## AIM
Reproduce the records below in their entirety, character for character.
===== PROVIDED ENTRIES
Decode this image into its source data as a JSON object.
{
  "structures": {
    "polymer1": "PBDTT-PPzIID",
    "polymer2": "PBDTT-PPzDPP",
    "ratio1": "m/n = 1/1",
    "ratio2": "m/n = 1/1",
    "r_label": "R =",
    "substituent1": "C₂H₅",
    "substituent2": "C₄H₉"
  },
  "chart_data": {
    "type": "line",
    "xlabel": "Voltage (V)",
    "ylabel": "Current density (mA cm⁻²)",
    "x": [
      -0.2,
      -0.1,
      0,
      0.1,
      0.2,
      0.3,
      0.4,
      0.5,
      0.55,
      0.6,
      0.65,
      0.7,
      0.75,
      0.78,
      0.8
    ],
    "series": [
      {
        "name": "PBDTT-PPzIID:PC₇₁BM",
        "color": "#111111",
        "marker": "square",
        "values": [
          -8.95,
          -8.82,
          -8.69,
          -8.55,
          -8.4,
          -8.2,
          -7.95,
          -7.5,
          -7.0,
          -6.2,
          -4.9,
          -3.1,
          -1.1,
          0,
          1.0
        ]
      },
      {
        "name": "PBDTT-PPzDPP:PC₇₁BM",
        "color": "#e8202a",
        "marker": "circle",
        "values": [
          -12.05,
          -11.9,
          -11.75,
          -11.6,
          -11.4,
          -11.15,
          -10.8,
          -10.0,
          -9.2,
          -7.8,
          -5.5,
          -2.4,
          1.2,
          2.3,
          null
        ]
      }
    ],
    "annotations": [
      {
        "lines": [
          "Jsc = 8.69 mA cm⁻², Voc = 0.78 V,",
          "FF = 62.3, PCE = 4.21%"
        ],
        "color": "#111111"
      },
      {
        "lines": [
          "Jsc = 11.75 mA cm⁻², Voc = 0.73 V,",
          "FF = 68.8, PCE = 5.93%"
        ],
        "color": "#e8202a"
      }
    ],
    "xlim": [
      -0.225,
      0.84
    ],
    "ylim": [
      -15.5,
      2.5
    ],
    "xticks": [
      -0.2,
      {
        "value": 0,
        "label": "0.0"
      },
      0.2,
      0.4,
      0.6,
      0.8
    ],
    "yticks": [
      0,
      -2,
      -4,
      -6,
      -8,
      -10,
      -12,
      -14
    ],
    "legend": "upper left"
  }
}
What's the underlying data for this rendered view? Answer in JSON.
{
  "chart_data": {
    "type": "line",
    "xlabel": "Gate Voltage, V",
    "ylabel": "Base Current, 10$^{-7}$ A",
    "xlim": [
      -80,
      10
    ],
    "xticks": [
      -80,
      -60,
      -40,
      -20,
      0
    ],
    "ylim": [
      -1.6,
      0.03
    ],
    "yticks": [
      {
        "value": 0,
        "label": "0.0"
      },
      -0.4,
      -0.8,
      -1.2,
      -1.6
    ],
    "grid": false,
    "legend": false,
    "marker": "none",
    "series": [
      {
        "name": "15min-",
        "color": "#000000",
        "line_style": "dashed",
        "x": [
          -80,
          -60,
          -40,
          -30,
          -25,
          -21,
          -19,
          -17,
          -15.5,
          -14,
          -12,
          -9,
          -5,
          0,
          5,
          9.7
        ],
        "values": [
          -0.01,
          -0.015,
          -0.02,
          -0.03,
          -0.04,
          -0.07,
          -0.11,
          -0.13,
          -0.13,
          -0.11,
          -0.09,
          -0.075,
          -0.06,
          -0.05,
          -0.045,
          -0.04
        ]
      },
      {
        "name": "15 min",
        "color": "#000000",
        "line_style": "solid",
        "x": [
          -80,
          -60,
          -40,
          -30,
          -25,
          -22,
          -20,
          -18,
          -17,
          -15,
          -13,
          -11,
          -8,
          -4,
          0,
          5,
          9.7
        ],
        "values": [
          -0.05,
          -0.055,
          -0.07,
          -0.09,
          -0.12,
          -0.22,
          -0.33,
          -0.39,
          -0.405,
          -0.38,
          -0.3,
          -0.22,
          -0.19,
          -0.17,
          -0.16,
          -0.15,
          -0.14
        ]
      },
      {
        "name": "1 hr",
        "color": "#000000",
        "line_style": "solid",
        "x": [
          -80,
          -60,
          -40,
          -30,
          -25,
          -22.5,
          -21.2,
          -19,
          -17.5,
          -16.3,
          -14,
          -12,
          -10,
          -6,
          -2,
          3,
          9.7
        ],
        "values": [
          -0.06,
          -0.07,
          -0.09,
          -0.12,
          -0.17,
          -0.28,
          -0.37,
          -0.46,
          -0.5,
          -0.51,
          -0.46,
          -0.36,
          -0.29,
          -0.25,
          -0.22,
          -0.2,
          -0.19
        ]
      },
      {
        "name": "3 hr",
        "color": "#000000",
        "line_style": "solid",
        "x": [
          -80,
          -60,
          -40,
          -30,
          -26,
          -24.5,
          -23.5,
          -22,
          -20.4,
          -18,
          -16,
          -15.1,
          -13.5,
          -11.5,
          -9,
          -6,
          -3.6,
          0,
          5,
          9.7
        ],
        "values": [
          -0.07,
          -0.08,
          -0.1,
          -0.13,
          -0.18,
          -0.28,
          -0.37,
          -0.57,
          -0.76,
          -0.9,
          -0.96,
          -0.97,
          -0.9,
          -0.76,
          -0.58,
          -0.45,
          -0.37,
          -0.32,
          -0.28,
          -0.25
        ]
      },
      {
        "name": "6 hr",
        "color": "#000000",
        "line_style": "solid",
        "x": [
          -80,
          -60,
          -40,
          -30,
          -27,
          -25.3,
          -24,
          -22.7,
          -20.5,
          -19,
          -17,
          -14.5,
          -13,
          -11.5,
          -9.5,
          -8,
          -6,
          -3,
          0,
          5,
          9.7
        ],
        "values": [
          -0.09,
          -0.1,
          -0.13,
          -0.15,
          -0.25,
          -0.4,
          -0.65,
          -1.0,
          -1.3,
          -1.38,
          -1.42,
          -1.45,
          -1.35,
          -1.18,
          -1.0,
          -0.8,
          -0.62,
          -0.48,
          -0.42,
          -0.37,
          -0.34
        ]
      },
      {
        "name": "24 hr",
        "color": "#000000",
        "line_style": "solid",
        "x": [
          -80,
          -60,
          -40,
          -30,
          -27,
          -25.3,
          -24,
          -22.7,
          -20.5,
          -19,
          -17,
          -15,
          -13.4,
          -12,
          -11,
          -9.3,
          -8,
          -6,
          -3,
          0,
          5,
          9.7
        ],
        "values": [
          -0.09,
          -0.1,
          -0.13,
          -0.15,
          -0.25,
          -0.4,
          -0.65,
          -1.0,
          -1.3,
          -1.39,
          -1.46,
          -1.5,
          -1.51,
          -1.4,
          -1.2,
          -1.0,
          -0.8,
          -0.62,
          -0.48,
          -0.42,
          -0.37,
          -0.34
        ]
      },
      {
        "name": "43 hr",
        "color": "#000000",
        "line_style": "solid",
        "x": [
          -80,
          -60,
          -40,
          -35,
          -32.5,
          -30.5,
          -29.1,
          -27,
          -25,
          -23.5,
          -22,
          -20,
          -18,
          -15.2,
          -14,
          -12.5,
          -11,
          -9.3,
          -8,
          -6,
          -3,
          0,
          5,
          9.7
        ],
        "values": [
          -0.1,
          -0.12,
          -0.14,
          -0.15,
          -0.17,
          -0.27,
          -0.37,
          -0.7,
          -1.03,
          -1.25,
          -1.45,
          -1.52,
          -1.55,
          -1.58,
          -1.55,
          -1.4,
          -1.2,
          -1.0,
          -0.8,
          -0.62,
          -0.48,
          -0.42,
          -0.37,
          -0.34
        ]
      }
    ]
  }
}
==========
## RESPONSE
Decode this image into its source data as a JSON object.
{
  "structures": {
    "polymer1": "PBDTT-PPzIID",
    "polymer2": "PBDTT-PPzDPP",
    "ratio1": "m/n = 1/1",
    "ratio2": "m/n = 1/1",
    "r_label": "R =",
    "substituent1": "C₂H₅",
    "substituent2": "C₄H₉"
  },
  "chart_data": {
    "type": "line",
    "xlabel": "Voltage (V)",
    "ylabel": "Current density (mA cm⁻²)",
    "x": [
      -0.2,
      -0.1,
      0,
      0.1,
      0.2,
      0.3,
      0.4,
      0.5,
      0.55,
      0.6,
      0.65,
      0.7,
      0.75,
      0.78,
      0.8
    ],
    "series": [
      {
        "name": "PBDTT-PPzIID:PC₇₁BM",
        "color": "#111111",
        "marker": "square",
        "values": [
          -8.95,
          -8.82,
          -8.69,
          -8.55,
          -8.4,
          -8.2,
          -7.95,
          -7.5,
          -7.0,
          -6.2,
          -4.9,
          -3.1,
          -1.1,
          0,
          1.0
        ]
      },
      {
        "name": "PBDTT-PPzDPP:PC₇₁BM",
        "color": "#e8202a",
        "marker": "circle",
        "values": [
          -12.05,
          -11.9,
          -11.75,
          -11.6,
          -11.4,
          -11.15,
          -10.8,
          -10.0,
          -9.2,
          -7.8,
          -5.5,
          -2.4,
          1.2,
          2.3,
          null
        ]
      }
    ],
    "annotations": [
      {
        "lines": [
          "Jsc = 8.69 mA cm⁻², Voc = 0.78 V,",
          "FF = 62.3, PCE = 4.21%"
        ],
        "color": "#111111"
      },
      {
        "lines": [
          "Jsc = 11.75 mA cm⁻², Voc = 0.73 V,",
          "FF = 68.8, PCE = 5.93%"
        ],
        "color": "#e8202a"
      }
    ],
    "xlim": [
      -0.225,
      0.84
    ],
    "ylim": [
      -15.5,
      2.5
    ],
    "xticks": [
      -0.2,
      {
        "value": 0,
        "label": "0.0"
      },
      0.2,
      0.4,
      0.6,
      0.8
    ],
    "yticks": [
      0,
      -2,
      -4,
      -6,
      -8,
      -10,
      -12,
      -14
    ],
    "legend": "upper left"
  }
}
What's the underlying data for this rendered view? Answer in JSON.
{
  "chart_data": {
    "type": "line",
    "xlabel": "Gate Voltage, V",
    "ylabel": "Base Current, 10$^{-7}$ A",
    "xlim": [
      -80,
      10
    ],
    "xticks": [
      -80,
      -60,
      -40,
      -20,
      0
    ],
    "ylim": [
      -1.6,
      0.03
    ],
    "yticks": [
      {
        "value": 0,
        "label": "0.0"
      },
      -0.4,
      -0.8,
      -1.2,
      -1.6
    ],
    "grid": false,
    "legend": false,
    "marker": "none",
    "series": [
      {
        "name": "15min-",
        "color": "#000000",
        "line_style": "dashed",
        "x": [
          -80,
          -60,
          -40,
          -30,
          -25,
          -21,
          -19,
          -17,
          -15.5,
          -14,
          -12,
          -9,
          -5,
          0,
          5,
          9.7
        ],
        "values": [
          -0.01,
          -0.015,
          -0.02,
          -0.03,
          -0.04,
          -0.07,
          -0.11,
          -0.13,
          -0.13,
          -0.11,
          -0.09,
          -0.075,
          -0.06,
          -0.05,
          -0.045,
          -0.04
        ]
      },
      {
        "name": "15 min",
        "color": "#000000",
        "line_style": "solid",
        "x": [
          -80,
          -60,
          -40,
          -30,
          -25,
          -22,
          -20,
          -18,
          -17,
          -15,
          -13,
          -11,
          -8,
          -4,
          0,
          5,
          9.7
        ],
        "values": [
          -0.05,
          -0.055,
          -0.07,
          -0.09,
          -0.12,
          -0.22,
          -0.33,
          -0.39,
          -0.405,
          -0.38,
          -0.3,
          -0.22,
          -0.19,
          -0.17,
          -0.16,
          -0.15,
          -0.14
        ]
      },
      {
        "name": "1 hr",
        "color": "#000000",
        "line_style": "solid",
        "x": [
          -80,
          -60,
          -40,
          -30,
          -25,
          -22.5,
          -21.2,
          -19,
          -17.5,
          -16.3,
          -14,
          -12,
          -10,
          -6,
          -2,
          3,
          9.7
        ],
        "values": [
          -0.06,
          -0.07,
          -0.09,
          -0.12,
          -0.17,
          -0.28,
          -0.37,
          -0.46,
          -0.5,
          -0.51,
          -0.46,
          -0.36,
          -0.29,
          -0.25,
          -0.22,
          -0.2,
          -0.19
        ]
      },
      {
        "name": "3 hr",
        "color": "#000000",
        "line_style": "solid",
        "x": [
          -80,
          -60,
          -40,
          -30,
          -26,
          -24.5,
          -23.5,
          -22,
          -20.4,
          -18,
          -16,
          -15.1,
          -13.5,
          -11.5,
          -9,
          -6,
          -3.6,
          0,
          5,
          9.7
        ],
        "values": [
          -0.07,
          -0.08,
          -0.1,
          -0.13,
          -0.18,
          -0.28,
          -0.37,
          -0.57,
          -0.76,
          -0.9,
          -0.96,
          -0.97,
          -0.9,
          -0.76,
          -0.58,
          -0.45,
          -0.37,
          -0.32,
          -0.28,
          -0.25
        ]
      },
      {
        "name": "6 hr",
        "color": "#000000",
        "line_style": "solid",
        "x": [
          -80,
          -60,
          -40,
          -30,
          -27,
          -25.3,
          -24,
          -22.7,
          -20.5,
          -19,
          -17,
          -14.5,
          -13,
          -11.5,
          -9.5,
          -8,
          -6,
          -3,
          0,
          5,
          9.7
        ],
        "values": [
          -0.09,
          -0.1,
          -0.13,
          -0.15,
          -0.25,
          -0.4,
          -0.65,
          -1.0,
          -1.3,
          -1.38,
          -1.42,
          -1.45,
          -1.35,
          -1.18,
          -1.0,
          -0.8,
          -0.62,
          -0.48,
          -0.42,
          -0.37,
          -0.34
        ]
      },
      {
        "name": "24 hr",
        "color": "#000000",
        "line_style": "solid",
        "x": [
          -80,
          -60,
          -40,
          -30,
          -27,
          -25.3,
          -24,
          -22.7,
          -20.5,
          -19,
          -17,
          -15,
          -13.4,
          -12,
          -11,
          -9.3,
          -8,
          -6,
          -3,
          0,
          5,
          9.7
        ],
        "values": [
          -0.09,
          -0.1,
          -0.13,
          -0.15,
          -0.25,
          -0.4,
          -0.65,
          -1.0,
          -1.3,
          -1.39,
          -1.46,
          -1.5,
          -1.51,
          -1.4,
          -1.2,
          -1.0,
          -0.8,
          -0.62,
          -0.48,
          -0.42,
          -0.37,
          -0.34
        ]
      },
      {
        "name": "43 hr",
        "color": "#000000",
        "line_style": "solid",
        "x": [
          -80,
          -60,
          -40,
          -35,
          -32.5,
          -30.5,
          -29.1,
          -27,
          -25,
          -23.5,
          -22,
          -20,
          -18,
          -15.2,
          -14,
          -12.5,
          -11,
          -9.3,
          -8,
          -6,
          -3,
          0,
          5,
          9.7
        ],
        "values": [
          -0.1,
          -0.12,
          -0.14,
          -0.15,
          -0.17,
          -0.27,
          -0.37,
          -0.7,
          -1.03,
          -1.25,
          -1.45,
          -1.52,
          -1.55,
          -1.58,
          -1.55,
          -1.4,
          -1.2,
          -1.0,
          -0.8,
          -0.62,
          -0.48,
          -0.42,
          -0.37,
          -0.34
        ]
      }
    ]
  }
}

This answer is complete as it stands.